:: DATA ::

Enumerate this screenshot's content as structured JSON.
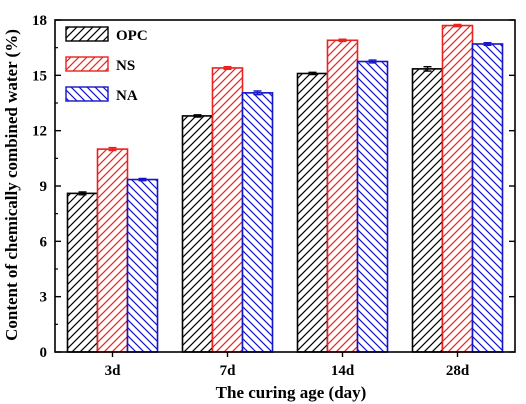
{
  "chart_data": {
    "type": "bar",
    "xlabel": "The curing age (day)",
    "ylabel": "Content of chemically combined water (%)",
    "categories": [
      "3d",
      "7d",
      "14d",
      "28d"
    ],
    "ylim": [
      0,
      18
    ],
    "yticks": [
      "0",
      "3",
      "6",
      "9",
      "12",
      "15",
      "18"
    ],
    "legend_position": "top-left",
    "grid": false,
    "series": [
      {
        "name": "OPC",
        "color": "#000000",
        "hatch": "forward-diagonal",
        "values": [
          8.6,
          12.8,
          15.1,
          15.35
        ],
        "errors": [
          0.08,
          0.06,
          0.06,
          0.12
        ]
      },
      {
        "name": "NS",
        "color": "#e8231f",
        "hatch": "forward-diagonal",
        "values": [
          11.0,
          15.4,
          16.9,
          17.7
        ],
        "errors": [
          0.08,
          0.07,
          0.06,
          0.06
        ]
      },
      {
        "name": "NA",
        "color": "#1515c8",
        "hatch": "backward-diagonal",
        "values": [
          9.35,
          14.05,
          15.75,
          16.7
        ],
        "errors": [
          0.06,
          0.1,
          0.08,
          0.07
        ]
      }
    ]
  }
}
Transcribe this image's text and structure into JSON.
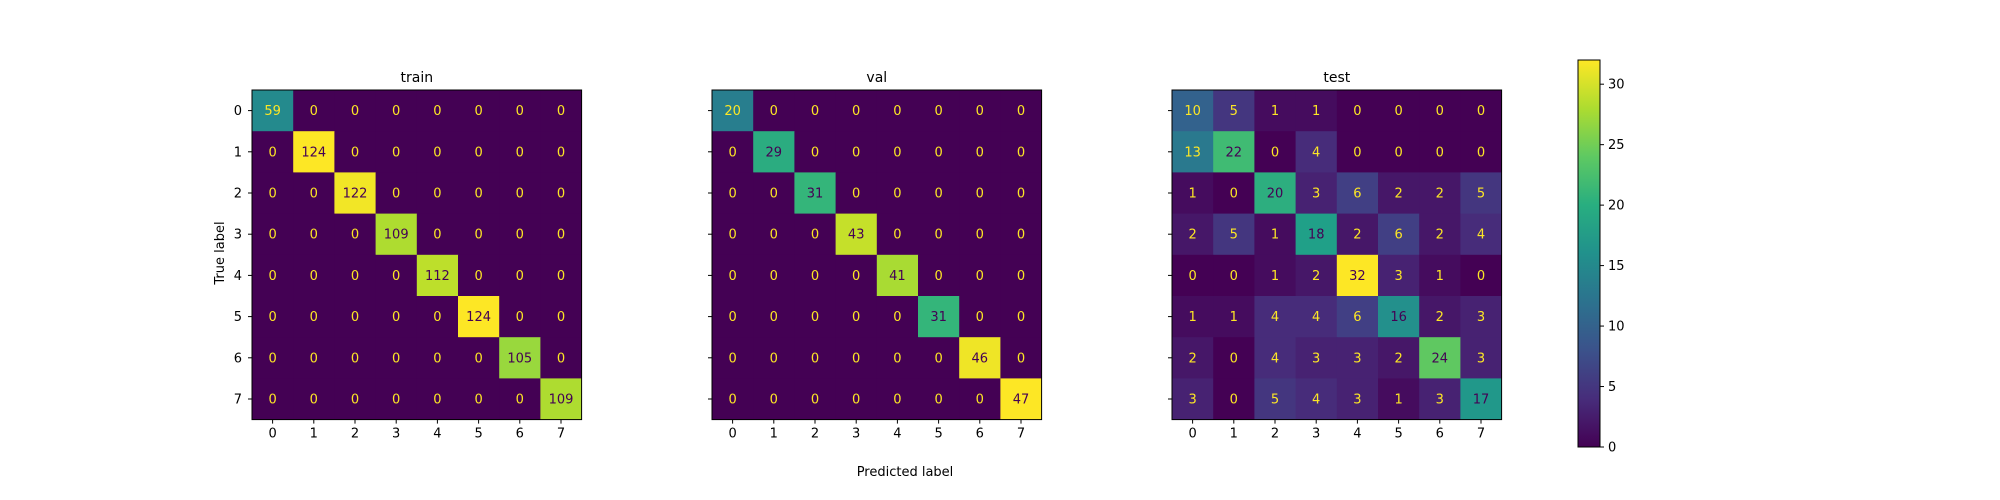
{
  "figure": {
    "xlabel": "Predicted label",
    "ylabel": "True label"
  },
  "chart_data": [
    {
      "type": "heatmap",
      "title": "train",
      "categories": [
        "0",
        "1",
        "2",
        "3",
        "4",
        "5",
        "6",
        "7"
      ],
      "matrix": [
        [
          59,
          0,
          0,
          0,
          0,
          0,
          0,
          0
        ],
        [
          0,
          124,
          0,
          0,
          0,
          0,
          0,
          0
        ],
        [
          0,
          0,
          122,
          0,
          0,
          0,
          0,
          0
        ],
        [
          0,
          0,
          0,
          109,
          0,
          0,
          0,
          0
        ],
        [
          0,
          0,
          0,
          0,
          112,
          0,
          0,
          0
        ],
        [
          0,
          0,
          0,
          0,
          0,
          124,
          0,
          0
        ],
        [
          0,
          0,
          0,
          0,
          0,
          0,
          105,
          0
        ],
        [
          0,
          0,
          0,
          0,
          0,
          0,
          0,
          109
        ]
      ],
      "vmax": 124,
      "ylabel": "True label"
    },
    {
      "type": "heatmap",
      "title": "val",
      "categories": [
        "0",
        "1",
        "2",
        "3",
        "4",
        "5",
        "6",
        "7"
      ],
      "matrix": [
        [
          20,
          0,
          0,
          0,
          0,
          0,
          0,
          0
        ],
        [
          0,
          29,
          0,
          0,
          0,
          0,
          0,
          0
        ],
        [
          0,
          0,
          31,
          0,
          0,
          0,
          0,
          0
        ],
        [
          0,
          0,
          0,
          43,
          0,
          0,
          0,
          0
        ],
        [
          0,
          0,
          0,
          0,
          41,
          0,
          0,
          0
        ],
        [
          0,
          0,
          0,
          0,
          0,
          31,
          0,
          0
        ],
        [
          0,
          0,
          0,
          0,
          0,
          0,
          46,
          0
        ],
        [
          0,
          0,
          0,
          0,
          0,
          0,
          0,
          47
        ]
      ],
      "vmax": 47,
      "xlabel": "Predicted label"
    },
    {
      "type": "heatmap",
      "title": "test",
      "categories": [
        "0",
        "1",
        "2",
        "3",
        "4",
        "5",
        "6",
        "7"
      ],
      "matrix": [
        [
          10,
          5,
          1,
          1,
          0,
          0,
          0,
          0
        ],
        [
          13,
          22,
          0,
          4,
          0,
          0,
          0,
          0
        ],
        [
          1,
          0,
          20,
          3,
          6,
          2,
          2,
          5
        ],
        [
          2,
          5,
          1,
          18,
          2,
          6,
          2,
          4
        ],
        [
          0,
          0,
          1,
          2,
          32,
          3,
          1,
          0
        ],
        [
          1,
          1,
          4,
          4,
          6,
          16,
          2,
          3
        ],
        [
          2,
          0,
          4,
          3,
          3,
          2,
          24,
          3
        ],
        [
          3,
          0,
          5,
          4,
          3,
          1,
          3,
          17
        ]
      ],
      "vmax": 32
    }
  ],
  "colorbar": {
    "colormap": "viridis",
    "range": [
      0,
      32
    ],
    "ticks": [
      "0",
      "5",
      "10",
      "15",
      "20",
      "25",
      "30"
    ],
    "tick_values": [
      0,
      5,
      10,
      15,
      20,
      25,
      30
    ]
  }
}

:::
:: DATA ::

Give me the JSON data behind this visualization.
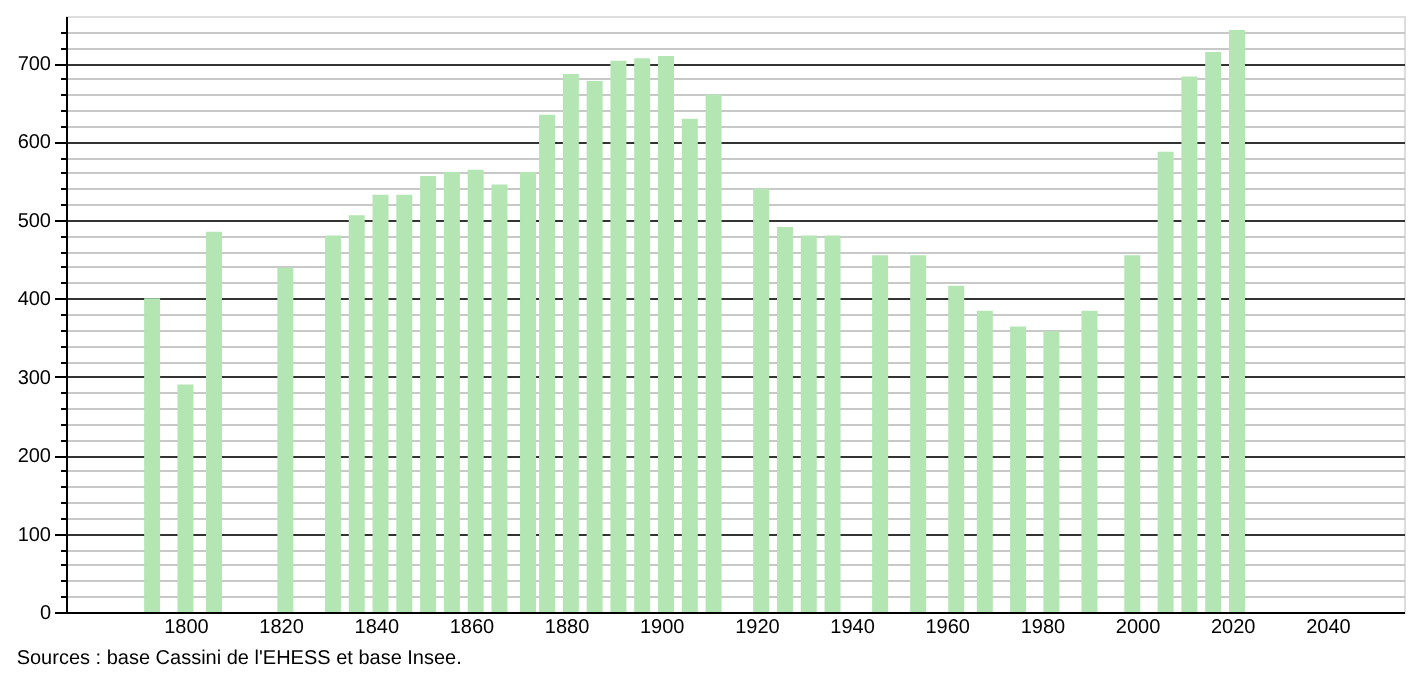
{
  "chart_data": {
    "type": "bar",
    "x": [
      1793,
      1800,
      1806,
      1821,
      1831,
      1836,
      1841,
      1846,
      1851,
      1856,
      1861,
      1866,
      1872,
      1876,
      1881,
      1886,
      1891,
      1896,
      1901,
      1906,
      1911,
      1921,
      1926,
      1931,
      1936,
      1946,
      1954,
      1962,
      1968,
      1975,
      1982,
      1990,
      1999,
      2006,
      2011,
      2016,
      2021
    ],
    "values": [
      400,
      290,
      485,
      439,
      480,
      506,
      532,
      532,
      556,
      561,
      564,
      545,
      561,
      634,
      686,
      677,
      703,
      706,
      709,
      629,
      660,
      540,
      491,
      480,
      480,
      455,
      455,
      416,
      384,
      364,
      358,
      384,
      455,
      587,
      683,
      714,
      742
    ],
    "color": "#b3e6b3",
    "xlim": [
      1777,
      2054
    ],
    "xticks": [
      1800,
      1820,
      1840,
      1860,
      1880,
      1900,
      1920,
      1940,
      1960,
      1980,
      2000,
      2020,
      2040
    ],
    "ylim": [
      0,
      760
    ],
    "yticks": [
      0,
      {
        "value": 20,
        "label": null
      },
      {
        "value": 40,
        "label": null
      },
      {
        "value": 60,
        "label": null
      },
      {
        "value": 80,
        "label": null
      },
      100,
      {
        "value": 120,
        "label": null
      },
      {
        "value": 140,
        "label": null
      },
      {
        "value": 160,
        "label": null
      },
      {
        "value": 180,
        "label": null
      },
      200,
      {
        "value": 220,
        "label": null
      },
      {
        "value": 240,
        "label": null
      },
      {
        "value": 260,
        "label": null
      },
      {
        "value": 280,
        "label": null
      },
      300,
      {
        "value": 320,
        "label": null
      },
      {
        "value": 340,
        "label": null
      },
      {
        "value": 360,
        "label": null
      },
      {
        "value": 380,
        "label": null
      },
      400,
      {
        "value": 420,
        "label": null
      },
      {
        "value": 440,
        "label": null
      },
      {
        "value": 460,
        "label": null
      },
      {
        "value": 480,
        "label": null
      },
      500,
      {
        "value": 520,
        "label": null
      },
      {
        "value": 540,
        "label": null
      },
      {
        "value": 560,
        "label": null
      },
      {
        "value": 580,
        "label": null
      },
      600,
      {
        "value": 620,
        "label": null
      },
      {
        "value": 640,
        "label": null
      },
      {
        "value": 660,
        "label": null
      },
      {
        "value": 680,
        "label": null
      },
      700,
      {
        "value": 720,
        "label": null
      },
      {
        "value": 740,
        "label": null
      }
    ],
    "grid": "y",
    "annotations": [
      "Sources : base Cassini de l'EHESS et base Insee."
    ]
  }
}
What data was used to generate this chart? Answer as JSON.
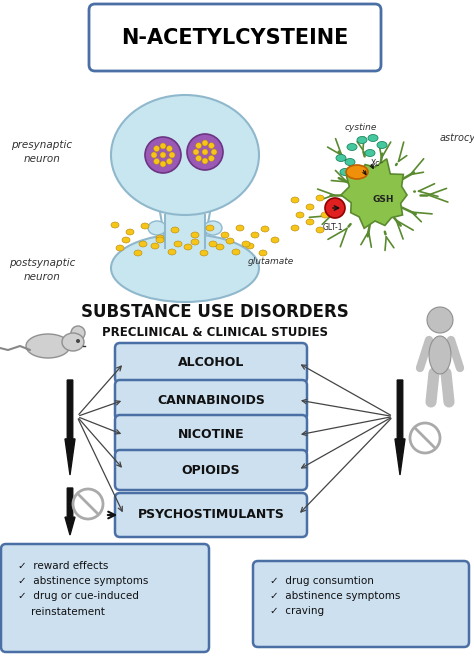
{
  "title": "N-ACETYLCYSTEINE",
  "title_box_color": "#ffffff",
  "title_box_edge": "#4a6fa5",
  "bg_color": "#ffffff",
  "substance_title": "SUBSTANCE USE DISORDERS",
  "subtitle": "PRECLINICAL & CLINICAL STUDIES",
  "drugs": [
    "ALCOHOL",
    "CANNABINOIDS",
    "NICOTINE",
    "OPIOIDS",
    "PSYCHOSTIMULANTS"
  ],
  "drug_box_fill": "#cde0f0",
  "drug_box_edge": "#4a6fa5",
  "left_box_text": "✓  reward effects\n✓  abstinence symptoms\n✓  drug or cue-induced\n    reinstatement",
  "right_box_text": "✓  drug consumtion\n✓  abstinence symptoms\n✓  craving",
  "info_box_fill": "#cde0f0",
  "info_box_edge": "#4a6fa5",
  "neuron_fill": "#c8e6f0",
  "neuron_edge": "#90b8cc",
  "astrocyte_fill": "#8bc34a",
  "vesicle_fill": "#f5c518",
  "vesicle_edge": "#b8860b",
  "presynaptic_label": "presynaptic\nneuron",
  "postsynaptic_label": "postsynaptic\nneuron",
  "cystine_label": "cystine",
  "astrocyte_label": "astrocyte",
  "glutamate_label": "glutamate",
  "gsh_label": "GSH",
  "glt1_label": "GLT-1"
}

:::
:: DATA ::

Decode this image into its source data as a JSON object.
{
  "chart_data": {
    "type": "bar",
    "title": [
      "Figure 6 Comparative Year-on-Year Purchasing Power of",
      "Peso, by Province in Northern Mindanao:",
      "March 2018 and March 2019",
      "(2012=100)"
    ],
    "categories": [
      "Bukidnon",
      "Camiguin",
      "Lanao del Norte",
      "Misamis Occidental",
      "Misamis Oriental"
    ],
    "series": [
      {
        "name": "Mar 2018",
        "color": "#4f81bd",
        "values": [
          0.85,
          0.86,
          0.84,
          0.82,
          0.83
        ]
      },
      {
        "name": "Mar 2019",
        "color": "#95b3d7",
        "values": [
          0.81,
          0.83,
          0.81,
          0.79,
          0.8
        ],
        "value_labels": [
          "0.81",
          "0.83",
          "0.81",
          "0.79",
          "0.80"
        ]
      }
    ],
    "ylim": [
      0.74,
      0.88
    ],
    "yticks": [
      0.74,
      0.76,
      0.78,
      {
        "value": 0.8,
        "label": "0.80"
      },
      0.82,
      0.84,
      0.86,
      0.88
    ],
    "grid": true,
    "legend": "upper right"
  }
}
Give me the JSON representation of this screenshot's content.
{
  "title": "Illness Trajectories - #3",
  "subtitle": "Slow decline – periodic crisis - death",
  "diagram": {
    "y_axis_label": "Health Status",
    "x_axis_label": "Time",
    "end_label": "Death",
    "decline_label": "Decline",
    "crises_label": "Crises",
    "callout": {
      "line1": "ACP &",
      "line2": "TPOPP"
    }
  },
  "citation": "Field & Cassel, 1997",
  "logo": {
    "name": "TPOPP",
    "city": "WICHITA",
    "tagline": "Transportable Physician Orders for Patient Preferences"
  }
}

:::

* PROBLEM TO WORK ON:
From the records, copy every line that has the string "image" in it.

* EXERCISE SOLUTION:
Transcribe this image's text and structure into JSON.
Decode this image into its source data as a JSON object.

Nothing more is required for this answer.